→ **Aim of the exercise**: Output each entry verbatim and exclude every picture from it.

→ **Records for processing**:

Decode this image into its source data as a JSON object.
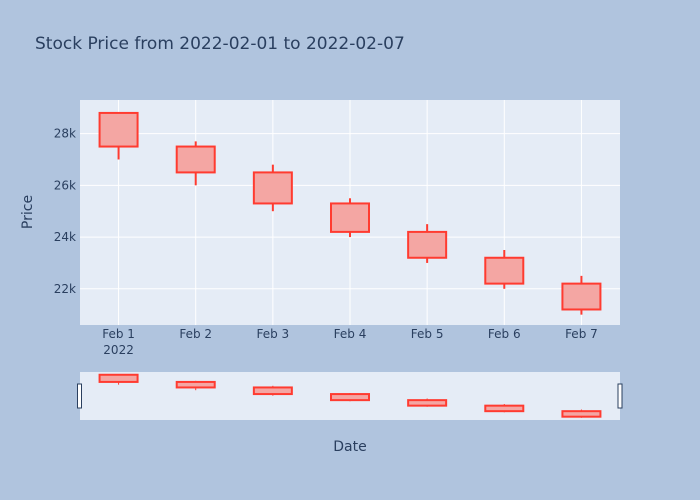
{
  "chart_data": {
    "type": "candlestick",
    "title": "Stock Price from 2022-02-01 to 2022-02-07",
    "xlabel": "Date",
    "ylabel": "Price",
    "ylim": [
      20600,
      29300
    ],
    "yticks": [
      22000,
      24000,
      26000,
      28000
    ],
    "ytick_labels": [
      "22k",
      "24k",
      "26k",
      "28k"
    ],
    "x": [
      "2022-02-01",
      "2022-02-02",
      "2022-02-03",
      "2022-02-04",
      "2022-02-05",
      "2022-02-06",
      "2022-02-07"
    ],
    "xtick_labels": [
      "Feb 1",
      "Feb 2",
      "Feb 3",
      "Feb 4",
      "Feb 5",
      "Feb 6",
      "Feb 7"
    ],
    "xtick_year_label": "2022",
    "series": [
      {
        "open": [
          28800,
          27500,
          26500,
          25300,
          24200,
          23200,
          22200
        ],
        "high": [
          28800,
          27700,
          26800,
          25500,
          24500,
          23500,
          22500
        ],
        "low": [
          27000,
          26000,
          25000,
          24000,
          23000,
          22000,
          21000
        ],
        "close": [
          27500,
          26500,
          25300,
          24200,
          23200,
          22200,
          21200
        ]
      }
    ],
    "grid": true,
    "range_slider": true,
    "colors": {
      "paper": "#b0c4de",
      "plot": "#e5ecf6",
      "decreasing_fill": "#f4a6a3",
      "decreasing_line": "#ff3b30",
      "grid": "#ffffff",
      "text": "#2a3f5f"
    }
  }
}
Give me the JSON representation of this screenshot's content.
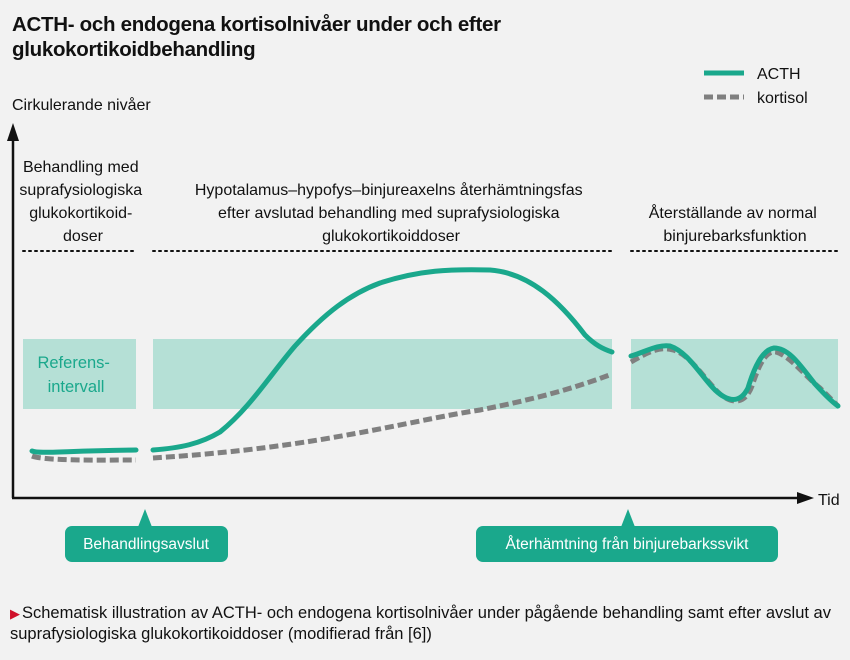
{
  "title": "ACTH- och endogena kortisolnivåer under och efter glukokortikoidbehandling",
  "legend": [
    {
      "label": "ACTH",
      "style": "solid",
      "color": "#1aa88c"
    },
    {
      "label": "kortisol",
      "style": "dashed",
      "color": "#808080"
    }
  ],
  "y_axis_label": "Cirkulerande nivåer",
  "x_axis_label": "Tid",
  "phases": [
    {
      "lines": [
        "Behandling med",
        "suprafysiologiska",
        "glukokortikoid-",
        "doser"
      ]
    },
    {
      "lines": [
        "Hypotalamus–hypofys–binjureaxelns återhämtningsfas",
        "efter avslutad behandling med suprafysiologiska",
        "glukokortikoiddoser"
      ]
    },
    {
      "lines": [
        "Återställande av normal",
        "binjurebarksfunktion"
      ]
    }
  ],
  "reference_band": {
    "lines": [
      "Referens-",
      "intervall"
    ],
    "color": "#b5e0d6",
    "text_color": "#1aa88c"
  },
  "events": [
    {
      "label": "Behandlingsavslut"
    },
    {
      "label": "Återhämtning från binjurebarkssvikt"
    }
  ],
  "caption": "Schematisk illustration av ACTH- och endogena kortisolnivåer under pågående behandling samt efter avslut av suprafysiologiska glukokortikoiddoser (modifierad från [6])",
  "colors": {
    "accent": "#1aa88c",
    "cortisol": "#808080",
    "caption_marker": "#d0102a",
    "background": "#f2f2f2"
  }
}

→ **Exercise answer**:
Decode this image into its source data as a JSON object.
{
  "chart_data": {
    "type": "candlestick",
    "title": "Stock Price from 2022-02-01 to 2022-02-07",
    "xlabel": "Date",
    "ylabel": "Price",
    "ylim": [
      20600,
      29300
    ],
    "yticks": [
      22000,
      24000,
      26000,
      28000
    ],
    "ytick_labels": [
      "22k",
      "24k",
      "26k",
      "28k"
    ],
    "x": [
      "2022-02-01",
      "2022-02-02",
      "2022-02-03",
      "2022-02-04",
      "2022-02-05",
      "2022-02-06",
      "2022-02-07"
    ],
    "xtick_labels": [
      "Feb 1",
      "Feb 2",
      "Feb 3",
      "Feb 4",
      "Feb 5",
      "Feb 6",
      "Feb 7"
    ],
    "xtick_year_label": "2022",
    "series": [
      {
        "open": [
          28800,
          27500,
          26500,
          25300,
          24200,
          23200,
          22200
        ],
        "high": [
          28800,
          27700,
          26800,
          25500,
          24500,
          23500,
          22500
        ],
        "low": [
          27000,
          26000,
          25000,
          24000,
          23000,
          22000,
          21000
        ],
        "close": [
          27500,
          26500,
          25300,
          24200,
          23200,
          22200,
          21200
        ]
      }
    ],
    "grid": true,
    "range_slider": true,
    "colors": {
      "paper": "#b0c4de",
      "plot": "#e5ecf6",
      "decreasing_fill": "#f4a6a3",
      "decreasing_line": "#ff3b30",
      "grid": "#ffffff",
      "text": "#2a3f5f"
    }
  }
}
Give me the JSON representation of this screenshot's content.
{
  "title": "ACTH- och endogena kortisolnivåer under och efter glukokortikoidbehandling",
  "legend": [
    {
      "label": "ACTH",
      "style": "solid",
      "color": "#1aa88c"
    },
    {
      "label": "kortisol",
      "style": "dashed",
      "color": "#808080"
    }
  ],
  "y_axis_label": "Cirkulerande nivåer",
  "x_axis_label": "Tid",
  "phases": [
    {
      "lines": [
        "Behandling med",
        "suprafysiologiska",
        "glukokortikoid-",
        "doser"
      ]
    },
    {
      "lines": [
        "Hypotalamus–hypofys–binjureaxelns återhämtningsfas",
        "efter avslutad behandling med suprafysiologiska",
        "glukokortikoiddoser"
      ]
    },
    {
      "lines": [
        "Återställande av normal",
        "binjurebarksfunktion"
      ]
    }
  ],
  "reference_band": {
    "lines": [
      "Referens-",
      "intervall"
    ],
    "color": "#b5e0d6",
    "text_color": "#1aa88c"
  },
  "events": [
    {
      "label": "Behandlingsavslut"
    },
    {
      "label": "Återhämtning från binjurebarkssvikt"
    }
  ],
  "caption": "Schematisk illustration av ACTH- och endogena kortisolnivåer under pågående behandling samt efter avslut av suprafysiologiska glukokortikoiddoser (modifierad från [6])",
  "colors": {
    "accent": "#1aa88c",
    "cortisol": "#808080",
    "caption_marker": "#d0102a",
    "background": "#f2f2f2"
  }
}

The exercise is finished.